Set problem: Repeat the listing in full, word for word.

---- Material shown

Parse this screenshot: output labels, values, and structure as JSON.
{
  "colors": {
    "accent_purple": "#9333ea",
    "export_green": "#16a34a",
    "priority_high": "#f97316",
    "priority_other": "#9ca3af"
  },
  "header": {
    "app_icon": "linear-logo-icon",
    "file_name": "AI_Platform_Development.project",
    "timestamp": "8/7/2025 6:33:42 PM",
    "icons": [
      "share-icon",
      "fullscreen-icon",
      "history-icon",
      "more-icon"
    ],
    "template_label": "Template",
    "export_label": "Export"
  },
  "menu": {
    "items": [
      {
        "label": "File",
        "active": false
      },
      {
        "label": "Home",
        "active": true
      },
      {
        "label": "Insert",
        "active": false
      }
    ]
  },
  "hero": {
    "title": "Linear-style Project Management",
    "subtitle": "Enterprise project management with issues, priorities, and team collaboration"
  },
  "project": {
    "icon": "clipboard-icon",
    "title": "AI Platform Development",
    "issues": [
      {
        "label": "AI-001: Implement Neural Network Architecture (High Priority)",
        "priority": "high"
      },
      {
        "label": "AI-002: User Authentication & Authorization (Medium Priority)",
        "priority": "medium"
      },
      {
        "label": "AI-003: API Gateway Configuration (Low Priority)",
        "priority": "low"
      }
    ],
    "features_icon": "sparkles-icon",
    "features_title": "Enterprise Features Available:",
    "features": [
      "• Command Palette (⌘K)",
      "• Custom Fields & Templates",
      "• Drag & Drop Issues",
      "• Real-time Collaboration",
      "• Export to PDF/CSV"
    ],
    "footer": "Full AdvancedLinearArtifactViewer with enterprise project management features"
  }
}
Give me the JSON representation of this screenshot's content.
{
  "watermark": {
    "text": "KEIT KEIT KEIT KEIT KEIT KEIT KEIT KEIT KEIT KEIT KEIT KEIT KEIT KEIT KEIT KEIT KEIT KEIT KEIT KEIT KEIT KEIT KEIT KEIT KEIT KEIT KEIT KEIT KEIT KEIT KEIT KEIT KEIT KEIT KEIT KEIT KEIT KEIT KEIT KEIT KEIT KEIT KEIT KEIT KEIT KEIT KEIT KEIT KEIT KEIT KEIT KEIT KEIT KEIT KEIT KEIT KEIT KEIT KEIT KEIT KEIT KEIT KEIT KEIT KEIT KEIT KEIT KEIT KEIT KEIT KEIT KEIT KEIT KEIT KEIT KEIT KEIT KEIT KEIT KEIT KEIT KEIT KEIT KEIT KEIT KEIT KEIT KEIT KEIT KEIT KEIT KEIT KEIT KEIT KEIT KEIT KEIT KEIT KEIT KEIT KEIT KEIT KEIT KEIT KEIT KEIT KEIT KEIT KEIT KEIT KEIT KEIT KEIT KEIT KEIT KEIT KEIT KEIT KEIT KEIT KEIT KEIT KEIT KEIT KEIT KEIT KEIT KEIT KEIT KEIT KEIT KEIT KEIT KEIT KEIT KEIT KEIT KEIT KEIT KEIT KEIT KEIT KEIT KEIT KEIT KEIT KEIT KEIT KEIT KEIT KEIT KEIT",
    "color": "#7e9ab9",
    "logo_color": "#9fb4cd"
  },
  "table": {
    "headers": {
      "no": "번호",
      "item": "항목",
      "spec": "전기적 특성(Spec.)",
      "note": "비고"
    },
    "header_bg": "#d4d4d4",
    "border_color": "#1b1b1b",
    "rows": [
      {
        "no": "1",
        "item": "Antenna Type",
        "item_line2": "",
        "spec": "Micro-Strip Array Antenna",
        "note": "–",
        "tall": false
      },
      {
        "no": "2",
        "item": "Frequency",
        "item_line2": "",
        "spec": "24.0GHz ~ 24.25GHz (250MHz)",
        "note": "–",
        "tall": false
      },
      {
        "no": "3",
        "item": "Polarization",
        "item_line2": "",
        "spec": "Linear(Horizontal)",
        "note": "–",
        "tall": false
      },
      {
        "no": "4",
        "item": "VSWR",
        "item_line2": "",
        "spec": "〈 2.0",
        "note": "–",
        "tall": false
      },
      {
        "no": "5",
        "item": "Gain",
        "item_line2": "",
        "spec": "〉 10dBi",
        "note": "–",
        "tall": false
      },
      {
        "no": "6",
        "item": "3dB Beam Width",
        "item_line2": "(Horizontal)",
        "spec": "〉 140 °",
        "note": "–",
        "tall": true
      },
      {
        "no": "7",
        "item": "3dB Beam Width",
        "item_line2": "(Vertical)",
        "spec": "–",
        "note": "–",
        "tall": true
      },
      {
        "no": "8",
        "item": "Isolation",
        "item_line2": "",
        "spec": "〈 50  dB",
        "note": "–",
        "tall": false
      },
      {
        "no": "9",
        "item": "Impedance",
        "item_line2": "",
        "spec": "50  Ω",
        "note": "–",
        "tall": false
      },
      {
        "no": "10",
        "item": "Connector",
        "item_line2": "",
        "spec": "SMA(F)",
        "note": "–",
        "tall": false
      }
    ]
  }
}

--------

Worked answer:
Parse this screenshot: output labels, values, and structure as JSON.
{
  "colors": {
    "accent_purple": "#9333ea",
    "export_green": "#16a34a",
    "priority_high": "#f97316",
    "priority_other": "#9ca3af"
  },
  "header": {
    "app_icon": "linear-logo-icon",
    "file_name": "AI_Platform_Development.project",
    "timestamp": "8/7/2025 6:33:42 PM",
    "icons": [
      "share-icon",
      "fullscreen-icon",
      "history-icon",
      "more-icon"
    ],
    "template_label": "Template",
    "export_label": "Export"
  },
  "menu": {
    "items": [
      {
        "label": "File",
        "active": false
      },
      {
        "label": "Home",
        "active": true
      },
      {
        "label": "Insert",
        "active": false
      }
    ]
  },
  "hero": {
    "title": "Linear-style Project Management",
    "subtitle": "Enterprise project management with issues, priorities, and team collaboration"
  },
  "project": {
    "icon": "clipboard-icon",
    "title": "AI Platform Development",
    "issues": [
      {
        "label": "AI-001: Implement Neural Network Architecture (High Priority)",
        "priority": "high"
      },
      {
        "label": "AI-002: User Authentication & Authorization (Medium Priority)",
        "priority": "medium"
      },
      {
        "label": "AI-003: API Gateway Configuration (Low Priority)",
        "priority": "low"
      }
    ],
    "features_icon": "sparkles-icon",
    "features_title": "Enterprise Features Available:",
    "features": [
      "• Command Palette (⌘K)",
      "• Custom Fields & Templates",
      "• Drag & Drop Issues",
      "• Real-time Collaboration",
      "• Export to PDF/CSV"
    ],
    "footer": "Full AdvancedLinearArtifactViewer with enterprise project management features"
  }
}
Give me the JSON representation of this screenshot's content.
{
  "watermark": {
    "text": "KEIT KEIT KEIT KEIT KEIT KEIT KEIT KEIT KEIT KEIT KEIT KEIT KEIT KEIT KEIT KEIT KEIT KEIT KEIT KEIT KEIT KEIT KEIT KEIT KEIT KEIT KEIT KEIT KEIT KEIT KEIT KEIT KEIT KEIT KEIT KEIT KEIT KEIT KEIT KEIT KEIT KEIT KEIT KEIT KEIT KEIT KEIT KEIT KEIT KEIT KEIT KEIT KEIT KEIT KEIT KEIT KEIT KEIT KEIT KEIT KEIT KEIT KEIT KEIT KEIT KEIT KEIT KEIT KEIT KEIT KEIT KEIT KEIT KEIT KEIT KEIT KEIT KEIT KEIT KEIT KEIT KEIT KEIT KEIT KEIT KEIT KEIT KEIT KEIT KEIT KEIT KEIT KEIT KEIT KEIT KEIT KEIT KEIT KEIT KEIT KEIT KEIT KEIT KEIT KEIT KEIT KEIT KEIT KEIT KEIT KEIT KEIT KEIT KEIT KEIT KEIT KEIT KEIT KEIT KEIT KEIT KEIT KEIT KEIT KEIT KEIT KEIT KEIT KEIT KEIT KEIT KEIT KEIT KEIT KEIT KEIT KEIT KEIT KEIT KEIT KEIT KEIT KEIT KEIT KEIT KEIT KEIT KEIT KEIT KEIT KEIT KEIT",
    "color": "#7e9ab9",
    "logo_color": "#9fb4cd"
  },
  "table": {
    "headers": {
      "no": "번호",
      "item": "항목",
      "spec": "전기적 특성(Spec.)",
      "note": "비고"
    },
    "header_bg": "#d4d4d4",
    "border_color": "#1b1b1b",
    "rows": [
      {
        "no": "1",
        "item": "Antenna Type",
        "item_line2": "",
        "spec": "Micro-Strip Array Antenna",
        "note": "–",
        "tall": false
      },
      {
        "no": "2",
        "item": "Frequency",
        "item_line2": "",
        "spec": "24.0GHz ~ 24.25GHz (250MHz)",
        "note": "–",
        "tall": false
      },
      {
        "no": "3",
        "item": "Polarization",
        "item_line2": "",
        "spec": "Linear(Horizontal)",
        "note": "–",
        "tall": false
      },
      {
        "no": "4",
        "item": "VSWR",
        "item_line2": "",
        "spec": "〈 2.0",
        "note": "–",
        "tall": false
      },
      {
        "no": "5",
        "item": "Gain",
        "item_line2": "",
        "spec": "〉 10dBi",
        "note": "–",
        "tall": false
      },
      {
        "no": "6",
        "item": "3dB Beam Width",
        "item_line2": "(Horizontal)",
        "spec": "〉 140 °",
        "note": "–",
        "tall": true
      },
      {
        "no": "7",
        "item": "3dB Beam Width",
        "item_line2": "(Vertical)",
        "spec": "–",
        "note": "–",
        "tall": true
      },
      {
        "no": "8",
        "item": "Isolation",
        "item_line2": "",
        "spec": "〈 50  dB",
        "note": "–",
        "tall": false
      },
      {
        "no": "9",
        "item": "Impedance",
        "item_line2": "",
        "spec": "50  Ω",
        "note": "–",
        "tall": false
      },
      {
        "no": "10",
        "item": "Connector",
        "item_line2": "",
        "spec": "SMA(F)",
        "note": "–",
        "tall": false
      }
    ]
  }
}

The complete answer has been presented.